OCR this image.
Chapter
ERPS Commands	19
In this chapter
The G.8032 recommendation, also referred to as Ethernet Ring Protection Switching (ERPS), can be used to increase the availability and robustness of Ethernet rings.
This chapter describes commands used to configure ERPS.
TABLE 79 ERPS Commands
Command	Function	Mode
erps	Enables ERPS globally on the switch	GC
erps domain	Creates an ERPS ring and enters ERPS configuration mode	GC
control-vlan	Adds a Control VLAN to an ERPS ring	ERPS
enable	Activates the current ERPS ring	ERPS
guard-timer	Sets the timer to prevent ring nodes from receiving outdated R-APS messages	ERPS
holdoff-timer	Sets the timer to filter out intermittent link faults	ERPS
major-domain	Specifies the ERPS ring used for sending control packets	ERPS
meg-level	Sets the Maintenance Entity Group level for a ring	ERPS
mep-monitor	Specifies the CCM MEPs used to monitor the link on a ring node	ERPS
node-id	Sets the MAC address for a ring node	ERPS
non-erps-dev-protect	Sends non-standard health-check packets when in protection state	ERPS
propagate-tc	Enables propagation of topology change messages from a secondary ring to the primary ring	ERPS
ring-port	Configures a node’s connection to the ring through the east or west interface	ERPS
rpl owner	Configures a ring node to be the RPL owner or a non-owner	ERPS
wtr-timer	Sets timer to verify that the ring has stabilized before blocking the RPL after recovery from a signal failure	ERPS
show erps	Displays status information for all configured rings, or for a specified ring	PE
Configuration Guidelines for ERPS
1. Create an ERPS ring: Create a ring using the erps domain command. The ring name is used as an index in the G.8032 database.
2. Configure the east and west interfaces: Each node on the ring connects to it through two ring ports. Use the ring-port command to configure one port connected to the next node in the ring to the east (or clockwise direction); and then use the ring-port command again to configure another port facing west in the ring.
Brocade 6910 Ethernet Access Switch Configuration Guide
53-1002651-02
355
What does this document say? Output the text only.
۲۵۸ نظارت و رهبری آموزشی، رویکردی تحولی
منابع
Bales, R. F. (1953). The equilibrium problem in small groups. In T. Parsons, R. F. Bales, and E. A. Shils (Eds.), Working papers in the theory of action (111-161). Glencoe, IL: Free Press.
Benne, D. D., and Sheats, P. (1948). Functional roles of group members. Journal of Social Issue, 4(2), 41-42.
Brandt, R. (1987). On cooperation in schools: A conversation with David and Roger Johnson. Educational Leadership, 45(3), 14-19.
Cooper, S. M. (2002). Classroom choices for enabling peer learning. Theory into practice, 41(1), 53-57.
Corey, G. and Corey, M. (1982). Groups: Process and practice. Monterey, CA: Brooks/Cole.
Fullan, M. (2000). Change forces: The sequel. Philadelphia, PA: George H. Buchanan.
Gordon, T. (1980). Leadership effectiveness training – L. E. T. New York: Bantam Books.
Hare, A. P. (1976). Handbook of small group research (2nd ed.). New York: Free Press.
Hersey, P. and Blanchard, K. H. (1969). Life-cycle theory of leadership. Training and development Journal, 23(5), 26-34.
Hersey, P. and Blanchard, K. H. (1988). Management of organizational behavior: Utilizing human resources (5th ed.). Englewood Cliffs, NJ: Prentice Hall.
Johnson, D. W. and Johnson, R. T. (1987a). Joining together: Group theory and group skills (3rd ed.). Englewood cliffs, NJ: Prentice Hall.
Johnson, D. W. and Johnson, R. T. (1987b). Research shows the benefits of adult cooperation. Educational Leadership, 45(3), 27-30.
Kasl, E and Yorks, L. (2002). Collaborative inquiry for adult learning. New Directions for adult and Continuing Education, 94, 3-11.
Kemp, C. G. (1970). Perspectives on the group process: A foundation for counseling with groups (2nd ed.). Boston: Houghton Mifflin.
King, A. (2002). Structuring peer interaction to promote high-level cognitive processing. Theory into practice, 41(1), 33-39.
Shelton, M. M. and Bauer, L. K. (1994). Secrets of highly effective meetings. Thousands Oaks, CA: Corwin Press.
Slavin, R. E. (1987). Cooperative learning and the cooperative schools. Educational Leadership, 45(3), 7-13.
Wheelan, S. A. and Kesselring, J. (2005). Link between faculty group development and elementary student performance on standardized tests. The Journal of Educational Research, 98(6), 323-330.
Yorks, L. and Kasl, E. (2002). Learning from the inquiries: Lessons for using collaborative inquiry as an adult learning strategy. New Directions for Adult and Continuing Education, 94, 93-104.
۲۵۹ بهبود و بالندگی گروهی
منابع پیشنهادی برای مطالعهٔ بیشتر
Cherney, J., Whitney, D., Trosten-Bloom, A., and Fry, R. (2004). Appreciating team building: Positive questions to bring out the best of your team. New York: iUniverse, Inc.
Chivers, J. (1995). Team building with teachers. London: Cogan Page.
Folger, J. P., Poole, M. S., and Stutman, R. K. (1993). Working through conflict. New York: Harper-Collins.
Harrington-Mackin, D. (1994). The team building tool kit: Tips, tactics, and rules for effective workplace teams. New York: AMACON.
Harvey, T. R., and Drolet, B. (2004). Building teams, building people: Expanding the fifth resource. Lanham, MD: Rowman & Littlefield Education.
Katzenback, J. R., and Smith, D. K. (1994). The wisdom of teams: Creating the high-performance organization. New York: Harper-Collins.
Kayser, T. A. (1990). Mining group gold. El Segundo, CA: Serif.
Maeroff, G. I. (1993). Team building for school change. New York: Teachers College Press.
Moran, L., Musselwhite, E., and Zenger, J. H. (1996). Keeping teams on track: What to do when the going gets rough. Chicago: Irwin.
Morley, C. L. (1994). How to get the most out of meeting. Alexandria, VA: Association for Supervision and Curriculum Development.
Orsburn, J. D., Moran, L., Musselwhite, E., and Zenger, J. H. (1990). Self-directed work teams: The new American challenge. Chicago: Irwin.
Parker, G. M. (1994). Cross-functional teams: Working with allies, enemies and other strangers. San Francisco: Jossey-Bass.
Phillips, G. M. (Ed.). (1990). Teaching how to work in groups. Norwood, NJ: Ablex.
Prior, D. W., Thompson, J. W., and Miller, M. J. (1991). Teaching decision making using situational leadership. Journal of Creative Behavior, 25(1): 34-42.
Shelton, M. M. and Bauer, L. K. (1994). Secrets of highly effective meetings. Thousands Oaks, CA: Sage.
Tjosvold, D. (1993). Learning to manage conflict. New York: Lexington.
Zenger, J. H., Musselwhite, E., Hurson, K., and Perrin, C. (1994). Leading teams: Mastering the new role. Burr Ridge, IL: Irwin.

===

WHAT TO DO
Retype the data in full and match it exactly.

EXERCISE RESPONSE
OCR this image.
Chapter
ERPS Commands	19
In this chapter
The G.8032 recommendation, also referred to as Ethernet Ring Protection Switching (ERPS), can be used to increase the availability and robustness of Ethernet rings.
This chapter describes commands used to configure ERPS.
TABLE 79 ERPS Commands
Command	Function	Mode
erps	Enables ERPS globally on the switch	GC
erps domain	Creates an ERPS ring and enters ERPS configuration mode	GC
control-vlan	Adds a Control VLAN to an ERPS ring	ERPS
enable	Activates the current ERPS ring	ERPS
guard-timer	Sets the timer to prevent ring nodes from receiving outdated R-APS messages	ERPS
holdoff-timer	Sets the timer to filter out intermittent link faults	ERPS
major-domain	Specifies the ERPS ring used for sending control packets	ERPS
meg-level	Sets the Maintenance Entity Group level for a ring	ERPS
mep-monitor	Specifies the CCM MEPs used to monitor the link on a ring node	ERPS
node-id	Sets the MAC address for a ring node	ERPS
non-erps-dev-protect	Sends non-standard health-check packets when in protection state	ERPS
propagate-tc	Enables propagation of topology change messages from a secondary ring to the primary ring	ERPS
ring-port	Configures a node’s connection to the ring through the east or west interface	ERPS
rpl owner	Configures a ring node to be the RPL owner or a non-owner	ERPS
wtr-timer	Sets timer to verify that the ring has stabilized before blocking the RPL after recovery from a signal failure	ERPS
show erps	Displays status information for all configured rings, or for a specified ring	PE
Configuration Guidelines for ERPS
1. Create an ERPS ring: Create a ring using the erps domain command. The ring name is used as an index in the G.8032 database.
2. Configure the east and west interfaces: Each node on the ring connects to it through two ring ports. Use the ring-port command to configure one port connected to the next node in the ring to the east (or clockwise direction); and then use the ring-port command again to configure another port facing west in the ring.
Brocade 6910 Ethernet Access Switch Configuration Guide
53-1002651-02
355
What does this document say? Output the text only.
۲۵۸ نظارت و رهبری آموزشی، رویکردی تحولی
منابع
Bales, R. F. (1953). The equilibrium problem in small groups. In T. Parsons, R. F. Bales, and E. A. Shils (Eds.), Working papers in the theory of action (111-161). Glencoe, IL: Free Press.
Benne, D. D., and Sheats, P. (1948). Functional roles of group members. Journal of Social Issue, 4(2), 41-42.
Brandt, R. (1987). On cooperation in schools: A conversation with David and Roger Johnson. Educational Leadership, 45(3), 14-19.
Cooper, S. M. (2002). Classroom choices for enabling peer learning. Theory into practice, 41(1), 53-57.
Corey, G. and Corey, M. (1982). Groups: Process and practice. Monterey, CA: Brooks/Cole.
Fullan, M. (2000). Change forces: The sequel. Philadelphia, PA: George H. Buchanan.
Gordon, T. (1980). Leadership effectiveness training – L. E. T. New York: Bantam Books.
Hare, A. P. (1976). Handbook of small group research (2nd ed.). New York: Free Press.
Hersey, P. and Blanchard, K. H. (1969). Life-cycle theory of leadership. Training and development Journal, 23(5), 26-34.
Hersey, P. and Blanchard, K. H. (1988). Management of organizational behavior: Utilizing human resources (5th ed.). Englewood Cliffs, NJ: Prentice Hall.
Johnson, D. W. and Johnson, R. T. (1987a). Joining together: Group theory and group skills (3rd ed.). Englewood cliffs, NJ: Prentice Hall.
Johnson, D. W. and Johnson, R. T. (1987b). Research shows the benefits of adult cooperation. Educational Leadership, 45(3), 27-30.
Kasl, E and Yorks, L. (2002). Collaborative inquiry for adult learning. New Directions for adult and Continuing Education, 94, 3-11.
Kemp, C. G. (1970). Perspectives on the group process: A foundation for counseling with groups (2nd ed.). Boston: Houghton Mifflin.
King, A. (2002). Structuring peer interaction to promote high-level cognitive processing. Theory into practice, 41(1), 33-39.
Shelton, M. M. and Bauer, L. K. (1994). Secrets of highly effective meetings. Thousands Oaks, CA: Corwin Press.
Slavin, R. E. (1987). Cooperative learning and the cooperative schools. Educational Leadership, 45(3), 7-13.
Wheelan, S. A. and Kesselring, J. (2005). Link between faculty group development and elementary student performance on standardized tests. The Journal of Educational Research, 98(6), 323-330.
Yorks, L. and Kasl, E. (2002). Learning from the inquiries: Lessons for using collaborative inquiry as an adult learning strategy. New Directions for Adult and Continuing Education, 94, 93-104.
۲۵۹ بهبود و بالندگی گروهی
منابع پیشنهادی برای مطالعهٔ بیشتر
Cherney, J., Whitney, D., Trosten-Bloom, A., and Fry, R. (2004). Appreciating team building: Positive questions to bring out the best of your team. New York: iUniverse, Inc.
Chivers, J. (1995). Team building with teachers. London: Cogan Page.
Folger, J. P., Poole, M. S., and Stutman, R. K. (1993). Working through conflict. New York: Harper-Collins.
Harrington-Mackin, D. (1994). The team building tool kit: Tips, tactics, and rules for effective workplace teams. New York: AMACON.
Harvey, T. R., and Drolet, B. (2004). Building teams, building people: Expanding the fifth resource. Lanham, MD: Rowman & Littlefield Education.
Katzenback, J. R., and Smith, D. K. (1994). The wisdom of teams: Creating the high-performance organization. New York: Harper-Collins.
Kayser, T. A. (1990). Mining group gold. El Segundo, CA: Serif.
Maeroff, G. I. (1993). Team building for school change. New York: Teachers College Press.
Moran, L., Musselwhite, E., and Zenger, J. H. (1996). Keeping teams on track: What to do when the going gets rough. Chicago: Irwin.
Morley, C. L. (1994). How to get the most out of meeting. Alexandria, VA: Association for Supervision and Curriculum Development.
Orsburn, J. D., Moran, L., Musselwhite, E., and Zenger, J. H. (1990). Self-directed work teams: The new American challenge. Chicago: Irwin.
Parker, G. M. (1994). Cross-functional teams: Working with allies, enemies and other strangers. San Francisco: Jossey-Bass.
Phillips, G. M. (Ed.). (1990). Teaching how to work in groups. Norwood, NJ: Ablex.
Prior, D. W., Thompson, J. W., and Miller, M. J. (1991). Teaching decision making using situational leadership. Journal of Creative Behavior, 25(1): 34-42.
Shelton, M. M. and Bauer, L. K. (1994). Secrets of highly effective meetings. Thousands Oaks, CA: Sage.
Tjosvold, D. (1993). Learning to manage conflict. New York: Lexington.
Zenger, J. H., Musselwhite, E., Hurson, K., and Perrin, C. (1994). Leading teams: Mastering the new role. Burr Ridge, IL: Irwin.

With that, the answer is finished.